+++ PROVIDED DATA

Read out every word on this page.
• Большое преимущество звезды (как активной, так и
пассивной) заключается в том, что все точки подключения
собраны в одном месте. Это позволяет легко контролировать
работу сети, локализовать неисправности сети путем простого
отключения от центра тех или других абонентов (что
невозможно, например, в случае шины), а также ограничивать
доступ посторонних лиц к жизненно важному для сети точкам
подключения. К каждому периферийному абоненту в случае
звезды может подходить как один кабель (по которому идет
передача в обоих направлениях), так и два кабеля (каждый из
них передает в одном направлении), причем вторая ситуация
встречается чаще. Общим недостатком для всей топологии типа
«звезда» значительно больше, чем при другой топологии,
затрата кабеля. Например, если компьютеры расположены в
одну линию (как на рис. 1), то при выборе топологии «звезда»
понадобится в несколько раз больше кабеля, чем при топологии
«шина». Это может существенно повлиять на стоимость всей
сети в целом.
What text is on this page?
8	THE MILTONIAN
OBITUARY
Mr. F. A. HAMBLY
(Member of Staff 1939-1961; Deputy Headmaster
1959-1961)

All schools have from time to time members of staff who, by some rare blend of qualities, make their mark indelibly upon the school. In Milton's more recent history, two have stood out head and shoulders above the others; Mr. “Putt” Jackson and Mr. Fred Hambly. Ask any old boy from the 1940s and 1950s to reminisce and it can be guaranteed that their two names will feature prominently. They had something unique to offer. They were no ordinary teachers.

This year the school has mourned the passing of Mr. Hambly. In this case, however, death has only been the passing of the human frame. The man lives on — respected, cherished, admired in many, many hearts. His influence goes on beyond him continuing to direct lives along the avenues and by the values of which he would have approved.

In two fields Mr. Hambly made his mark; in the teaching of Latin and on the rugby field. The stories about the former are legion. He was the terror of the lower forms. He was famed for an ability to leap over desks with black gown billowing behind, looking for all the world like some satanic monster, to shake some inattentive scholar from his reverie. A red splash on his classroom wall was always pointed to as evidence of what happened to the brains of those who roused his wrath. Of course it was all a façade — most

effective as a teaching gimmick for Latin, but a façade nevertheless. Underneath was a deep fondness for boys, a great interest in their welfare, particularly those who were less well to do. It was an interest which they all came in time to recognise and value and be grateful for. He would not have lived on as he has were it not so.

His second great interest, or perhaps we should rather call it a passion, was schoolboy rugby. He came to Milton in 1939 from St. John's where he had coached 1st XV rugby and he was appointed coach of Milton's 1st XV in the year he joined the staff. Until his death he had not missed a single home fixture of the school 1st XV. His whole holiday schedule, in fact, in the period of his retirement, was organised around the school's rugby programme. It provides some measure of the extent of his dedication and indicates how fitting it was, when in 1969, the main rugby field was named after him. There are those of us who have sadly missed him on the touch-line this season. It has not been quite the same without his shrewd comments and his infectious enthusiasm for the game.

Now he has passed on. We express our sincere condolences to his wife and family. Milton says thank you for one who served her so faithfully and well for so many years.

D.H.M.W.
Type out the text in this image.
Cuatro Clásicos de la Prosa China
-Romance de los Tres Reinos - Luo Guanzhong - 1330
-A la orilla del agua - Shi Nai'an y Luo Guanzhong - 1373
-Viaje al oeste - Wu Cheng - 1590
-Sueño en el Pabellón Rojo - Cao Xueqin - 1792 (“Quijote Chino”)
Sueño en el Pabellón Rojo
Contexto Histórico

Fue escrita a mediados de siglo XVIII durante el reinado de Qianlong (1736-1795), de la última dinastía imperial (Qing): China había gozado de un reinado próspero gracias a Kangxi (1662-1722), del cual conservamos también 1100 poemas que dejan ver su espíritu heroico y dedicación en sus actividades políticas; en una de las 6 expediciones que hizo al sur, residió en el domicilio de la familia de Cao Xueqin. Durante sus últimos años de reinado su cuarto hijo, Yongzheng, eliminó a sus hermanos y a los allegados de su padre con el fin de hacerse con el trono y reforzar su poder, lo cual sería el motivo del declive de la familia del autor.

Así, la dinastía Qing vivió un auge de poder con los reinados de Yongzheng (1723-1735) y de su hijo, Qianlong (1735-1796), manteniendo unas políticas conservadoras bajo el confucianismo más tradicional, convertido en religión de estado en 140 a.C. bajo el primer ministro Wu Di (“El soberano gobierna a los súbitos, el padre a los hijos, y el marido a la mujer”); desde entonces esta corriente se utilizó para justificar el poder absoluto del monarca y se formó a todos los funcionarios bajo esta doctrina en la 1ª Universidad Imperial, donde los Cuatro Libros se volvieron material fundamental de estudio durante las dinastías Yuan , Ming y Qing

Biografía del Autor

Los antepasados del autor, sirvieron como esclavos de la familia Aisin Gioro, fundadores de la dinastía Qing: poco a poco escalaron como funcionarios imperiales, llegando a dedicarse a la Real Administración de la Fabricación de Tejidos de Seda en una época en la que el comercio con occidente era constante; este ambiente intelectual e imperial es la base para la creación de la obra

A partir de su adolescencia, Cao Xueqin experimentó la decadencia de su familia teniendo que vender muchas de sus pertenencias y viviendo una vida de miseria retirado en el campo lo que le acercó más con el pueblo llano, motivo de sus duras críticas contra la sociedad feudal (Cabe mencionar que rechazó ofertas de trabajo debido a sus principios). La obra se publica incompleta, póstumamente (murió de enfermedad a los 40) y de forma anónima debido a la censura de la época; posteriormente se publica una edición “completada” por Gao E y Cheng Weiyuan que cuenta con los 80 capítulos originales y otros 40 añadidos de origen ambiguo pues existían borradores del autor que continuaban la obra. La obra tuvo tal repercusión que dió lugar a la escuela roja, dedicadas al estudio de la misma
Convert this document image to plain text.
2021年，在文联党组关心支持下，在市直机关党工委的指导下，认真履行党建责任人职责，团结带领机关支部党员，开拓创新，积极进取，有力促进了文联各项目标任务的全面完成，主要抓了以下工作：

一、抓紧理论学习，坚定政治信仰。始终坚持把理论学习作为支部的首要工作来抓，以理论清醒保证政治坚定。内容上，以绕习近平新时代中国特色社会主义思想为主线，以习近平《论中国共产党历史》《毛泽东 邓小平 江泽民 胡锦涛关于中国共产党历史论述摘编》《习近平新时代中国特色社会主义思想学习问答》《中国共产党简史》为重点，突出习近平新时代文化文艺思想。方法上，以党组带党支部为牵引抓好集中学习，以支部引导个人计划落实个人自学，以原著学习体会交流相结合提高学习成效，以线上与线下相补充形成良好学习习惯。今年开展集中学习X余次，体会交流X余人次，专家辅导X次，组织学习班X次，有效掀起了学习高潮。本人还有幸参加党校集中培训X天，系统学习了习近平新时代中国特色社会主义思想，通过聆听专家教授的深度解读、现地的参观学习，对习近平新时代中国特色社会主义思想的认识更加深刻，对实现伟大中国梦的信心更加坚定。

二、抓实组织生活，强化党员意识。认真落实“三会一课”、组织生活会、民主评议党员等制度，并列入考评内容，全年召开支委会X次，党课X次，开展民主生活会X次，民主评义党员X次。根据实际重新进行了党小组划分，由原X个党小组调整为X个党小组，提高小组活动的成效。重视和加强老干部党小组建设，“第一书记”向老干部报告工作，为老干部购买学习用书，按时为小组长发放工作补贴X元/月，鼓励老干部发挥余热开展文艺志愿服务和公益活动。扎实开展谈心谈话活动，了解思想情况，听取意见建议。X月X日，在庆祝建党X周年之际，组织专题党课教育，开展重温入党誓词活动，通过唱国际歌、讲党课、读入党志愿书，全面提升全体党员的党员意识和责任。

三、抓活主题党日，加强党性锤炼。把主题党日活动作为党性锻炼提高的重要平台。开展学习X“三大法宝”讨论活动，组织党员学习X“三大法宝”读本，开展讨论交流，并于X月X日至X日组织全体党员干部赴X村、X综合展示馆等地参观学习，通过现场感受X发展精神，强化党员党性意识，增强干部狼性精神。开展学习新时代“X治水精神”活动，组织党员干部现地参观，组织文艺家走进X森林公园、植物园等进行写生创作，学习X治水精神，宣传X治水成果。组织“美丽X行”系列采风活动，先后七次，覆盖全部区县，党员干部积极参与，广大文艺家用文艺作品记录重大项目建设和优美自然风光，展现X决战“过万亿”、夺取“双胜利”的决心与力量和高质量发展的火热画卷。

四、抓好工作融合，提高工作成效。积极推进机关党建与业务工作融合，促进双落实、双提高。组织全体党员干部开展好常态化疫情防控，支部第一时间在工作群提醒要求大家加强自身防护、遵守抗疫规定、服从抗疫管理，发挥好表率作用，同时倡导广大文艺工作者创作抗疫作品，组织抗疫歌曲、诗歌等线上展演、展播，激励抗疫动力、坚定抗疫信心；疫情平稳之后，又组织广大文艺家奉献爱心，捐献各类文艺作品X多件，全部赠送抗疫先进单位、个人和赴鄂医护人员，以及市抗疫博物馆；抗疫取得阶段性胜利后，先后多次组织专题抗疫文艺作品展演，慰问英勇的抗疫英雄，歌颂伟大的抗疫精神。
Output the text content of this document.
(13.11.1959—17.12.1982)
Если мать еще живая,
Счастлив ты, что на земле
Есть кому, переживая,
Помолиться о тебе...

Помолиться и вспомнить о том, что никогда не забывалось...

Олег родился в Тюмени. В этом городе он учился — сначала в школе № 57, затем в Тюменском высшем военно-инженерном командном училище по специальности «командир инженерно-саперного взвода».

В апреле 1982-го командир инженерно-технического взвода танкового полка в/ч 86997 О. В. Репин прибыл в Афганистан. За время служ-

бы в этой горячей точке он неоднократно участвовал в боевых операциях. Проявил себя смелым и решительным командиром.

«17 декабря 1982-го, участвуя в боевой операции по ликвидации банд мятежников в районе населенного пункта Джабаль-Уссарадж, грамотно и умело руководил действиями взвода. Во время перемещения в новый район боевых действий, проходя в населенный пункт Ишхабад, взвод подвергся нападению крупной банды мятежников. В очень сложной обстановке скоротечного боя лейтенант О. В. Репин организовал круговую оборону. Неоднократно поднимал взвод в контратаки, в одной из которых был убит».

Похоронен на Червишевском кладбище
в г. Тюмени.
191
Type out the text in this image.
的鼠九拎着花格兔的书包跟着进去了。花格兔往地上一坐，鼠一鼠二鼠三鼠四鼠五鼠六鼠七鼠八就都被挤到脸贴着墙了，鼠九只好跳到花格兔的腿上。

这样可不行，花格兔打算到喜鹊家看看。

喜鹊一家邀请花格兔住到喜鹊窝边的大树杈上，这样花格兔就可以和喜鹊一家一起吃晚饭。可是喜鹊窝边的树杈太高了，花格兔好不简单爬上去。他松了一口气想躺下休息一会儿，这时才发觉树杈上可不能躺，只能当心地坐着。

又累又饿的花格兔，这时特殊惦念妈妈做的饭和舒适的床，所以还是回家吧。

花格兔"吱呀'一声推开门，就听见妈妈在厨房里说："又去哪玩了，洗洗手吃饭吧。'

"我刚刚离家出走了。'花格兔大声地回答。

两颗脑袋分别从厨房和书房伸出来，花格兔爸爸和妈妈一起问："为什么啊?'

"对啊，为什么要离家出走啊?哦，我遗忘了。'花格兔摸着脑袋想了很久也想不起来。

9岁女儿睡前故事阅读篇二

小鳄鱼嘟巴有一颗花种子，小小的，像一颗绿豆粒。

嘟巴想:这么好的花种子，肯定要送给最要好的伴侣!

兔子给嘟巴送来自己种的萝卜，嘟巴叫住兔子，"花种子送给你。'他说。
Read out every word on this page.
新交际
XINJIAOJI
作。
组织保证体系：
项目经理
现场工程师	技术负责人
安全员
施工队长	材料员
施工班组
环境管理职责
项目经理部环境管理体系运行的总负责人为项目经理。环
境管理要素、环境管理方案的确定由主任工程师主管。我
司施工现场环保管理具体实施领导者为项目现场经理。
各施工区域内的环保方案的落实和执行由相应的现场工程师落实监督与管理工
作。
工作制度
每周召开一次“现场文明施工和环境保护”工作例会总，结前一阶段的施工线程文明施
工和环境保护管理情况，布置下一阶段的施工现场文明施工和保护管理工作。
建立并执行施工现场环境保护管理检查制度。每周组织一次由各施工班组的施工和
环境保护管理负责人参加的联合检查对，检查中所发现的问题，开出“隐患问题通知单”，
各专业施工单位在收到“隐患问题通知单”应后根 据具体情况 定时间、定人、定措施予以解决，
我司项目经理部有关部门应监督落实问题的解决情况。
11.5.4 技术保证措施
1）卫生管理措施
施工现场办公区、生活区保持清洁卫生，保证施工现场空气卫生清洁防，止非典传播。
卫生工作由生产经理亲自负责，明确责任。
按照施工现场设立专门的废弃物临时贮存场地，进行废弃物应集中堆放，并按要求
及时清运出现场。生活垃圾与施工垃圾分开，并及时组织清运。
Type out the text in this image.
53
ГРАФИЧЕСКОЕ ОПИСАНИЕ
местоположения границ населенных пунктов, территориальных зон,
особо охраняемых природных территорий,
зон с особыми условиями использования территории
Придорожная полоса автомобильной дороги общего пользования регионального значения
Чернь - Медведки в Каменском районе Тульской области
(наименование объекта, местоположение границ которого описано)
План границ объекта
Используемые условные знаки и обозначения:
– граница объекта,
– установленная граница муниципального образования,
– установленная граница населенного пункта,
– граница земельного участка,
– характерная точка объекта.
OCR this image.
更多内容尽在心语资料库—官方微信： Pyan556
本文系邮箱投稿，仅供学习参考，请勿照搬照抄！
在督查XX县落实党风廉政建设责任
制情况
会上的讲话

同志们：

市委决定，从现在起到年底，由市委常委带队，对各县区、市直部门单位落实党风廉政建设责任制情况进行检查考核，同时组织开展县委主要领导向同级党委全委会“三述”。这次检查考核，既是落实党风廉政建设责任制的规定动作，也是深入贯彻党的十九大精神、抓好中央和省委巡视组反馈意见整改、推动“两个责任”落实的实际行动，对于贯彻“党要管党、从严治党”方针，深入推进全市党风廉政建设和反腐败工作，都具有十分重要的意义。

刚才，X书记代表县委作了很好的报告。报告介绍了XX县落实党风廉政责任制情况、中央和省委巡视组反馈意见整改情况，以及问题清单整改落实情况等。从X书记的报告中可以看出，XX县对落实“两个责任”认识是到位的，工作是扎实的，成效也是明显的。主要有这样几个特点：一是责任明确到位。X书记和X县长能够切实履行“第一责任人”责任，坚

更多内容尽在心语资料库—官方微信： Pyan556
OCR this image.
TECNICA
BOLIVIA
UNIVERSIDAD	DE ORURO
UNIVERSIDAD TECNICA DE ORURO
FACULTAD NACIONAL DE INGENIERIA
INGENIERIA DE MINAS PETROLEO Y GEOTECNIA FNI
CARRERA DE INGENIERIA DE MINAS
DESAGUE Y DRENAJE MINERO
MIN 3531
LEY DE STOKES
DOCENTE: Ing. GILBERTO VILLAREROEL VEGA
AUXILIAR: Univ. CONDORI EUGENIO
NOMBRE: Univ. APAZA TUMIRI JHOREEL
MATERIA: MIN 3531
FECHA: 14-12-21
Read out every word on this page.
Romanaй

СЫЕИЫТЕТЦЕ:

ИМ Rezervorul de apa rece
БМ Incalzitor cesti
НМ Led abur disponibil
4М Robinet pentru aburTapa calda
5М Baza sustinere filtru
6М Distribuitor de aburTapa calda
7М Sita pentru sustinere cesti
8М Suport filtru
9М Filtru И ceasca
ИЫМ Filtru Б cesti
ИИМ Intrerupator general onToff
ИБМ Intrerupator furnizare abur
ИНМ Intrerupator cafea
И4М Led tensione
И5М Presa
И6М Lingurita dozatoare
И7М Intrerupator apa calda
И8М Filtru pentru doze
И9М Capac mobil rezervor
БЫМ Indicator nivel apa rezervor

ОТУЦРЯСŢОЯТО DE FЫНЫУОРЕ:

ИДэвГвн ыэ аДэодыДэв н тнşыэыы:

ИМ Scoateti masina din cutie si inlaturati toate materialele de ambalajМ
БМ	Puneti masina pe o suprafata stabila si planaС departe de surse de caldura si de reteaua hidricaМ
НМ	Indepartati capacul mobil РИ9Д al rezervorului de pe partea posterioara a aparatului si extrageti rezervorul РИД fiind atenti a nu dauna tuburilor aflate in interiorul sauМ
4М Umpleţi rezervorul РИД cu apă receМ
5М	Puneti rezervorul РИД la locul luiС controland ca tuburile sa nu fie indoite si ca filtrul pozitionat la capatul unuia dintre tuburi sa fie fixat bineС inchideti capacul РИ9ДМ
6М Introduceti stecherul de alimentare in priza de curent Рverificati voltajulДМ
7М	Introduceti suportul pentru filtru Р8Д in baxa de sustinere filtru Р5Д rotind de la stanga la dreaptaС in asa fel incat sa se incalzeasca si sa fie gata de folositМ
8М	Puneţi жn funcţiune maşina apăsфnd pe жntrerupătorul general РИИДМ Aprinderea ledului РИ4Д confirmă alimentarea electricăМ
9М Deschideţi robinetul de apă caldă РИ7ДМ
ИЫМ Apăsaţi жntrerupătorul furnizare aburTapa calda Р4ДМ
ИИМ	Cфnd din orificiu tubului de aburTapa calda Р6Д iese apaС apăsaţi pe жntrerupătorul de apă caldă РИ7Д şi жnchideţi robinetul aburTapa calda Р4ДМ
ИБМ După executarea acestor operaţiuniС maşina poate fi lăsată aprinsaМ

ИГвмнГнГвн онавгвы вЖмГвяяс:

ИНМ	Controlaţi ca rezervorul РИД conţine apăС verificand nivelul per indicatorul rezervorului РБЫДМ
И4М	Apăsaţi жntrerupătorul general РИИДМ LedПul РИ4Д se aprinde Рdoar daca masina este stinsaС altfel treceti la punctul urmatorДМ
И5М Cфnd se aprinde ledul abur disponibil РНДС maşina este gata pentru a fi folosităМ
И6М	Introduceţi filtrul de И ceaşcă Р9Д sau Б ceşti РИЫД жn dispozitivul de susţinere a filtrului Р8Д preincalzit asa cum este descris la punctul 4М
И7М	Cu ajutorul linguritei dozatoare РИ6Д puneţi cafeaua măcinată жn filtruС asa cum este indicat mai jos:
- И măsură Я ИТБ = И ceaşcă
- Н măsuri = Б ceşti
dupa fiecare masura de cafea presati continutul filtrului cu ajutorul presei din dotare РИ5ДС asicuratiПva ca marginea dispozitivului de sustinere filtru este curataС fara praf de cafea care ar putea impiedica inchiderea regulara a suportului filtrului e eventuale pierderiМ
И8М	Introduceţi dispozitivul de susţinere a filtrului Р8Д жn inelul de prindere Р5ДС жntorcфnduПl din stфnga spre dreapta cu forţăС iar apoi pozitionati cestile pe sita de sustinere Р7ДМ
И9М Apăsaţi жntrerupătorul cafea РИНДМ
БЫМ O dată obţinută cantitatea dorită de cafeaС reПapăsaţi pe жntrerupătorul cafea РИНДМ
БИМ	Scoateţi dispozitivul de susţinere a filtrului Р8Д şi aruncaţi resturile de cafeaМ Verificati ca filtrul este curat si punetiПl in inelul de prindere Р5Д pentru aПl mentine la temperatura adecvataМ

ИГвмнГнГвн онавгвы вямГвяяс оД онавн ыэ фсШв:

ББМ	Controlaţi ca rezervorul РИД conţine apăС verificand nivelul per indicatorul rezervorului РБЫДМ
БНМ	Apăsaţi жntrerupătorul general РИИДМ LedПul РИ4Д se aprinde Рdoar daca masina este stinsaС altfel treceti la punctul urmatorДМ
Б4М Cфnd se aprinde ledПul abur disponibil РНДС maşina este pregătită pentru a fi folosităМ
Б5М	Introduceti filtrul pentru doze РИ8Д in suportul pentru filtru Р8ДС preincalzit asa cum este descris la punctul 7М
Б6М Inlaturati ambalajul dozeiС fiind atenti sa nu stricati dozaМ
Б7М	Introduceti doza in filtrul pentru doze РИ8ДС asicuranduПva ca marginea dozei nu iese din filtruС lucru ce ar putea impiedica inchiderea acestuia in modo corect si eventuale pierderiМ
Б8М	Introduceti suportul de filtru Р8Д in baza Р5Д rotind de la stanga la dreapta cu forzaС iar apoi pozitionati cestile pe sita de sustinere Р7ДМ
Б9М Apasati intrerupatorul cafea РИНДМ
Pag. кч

++++++

WHAT IS BEING ASKED – Determine how many lines contain the word "rugby" and reply with that number alone.

ANSWER FOR THIS EXERCISE – 2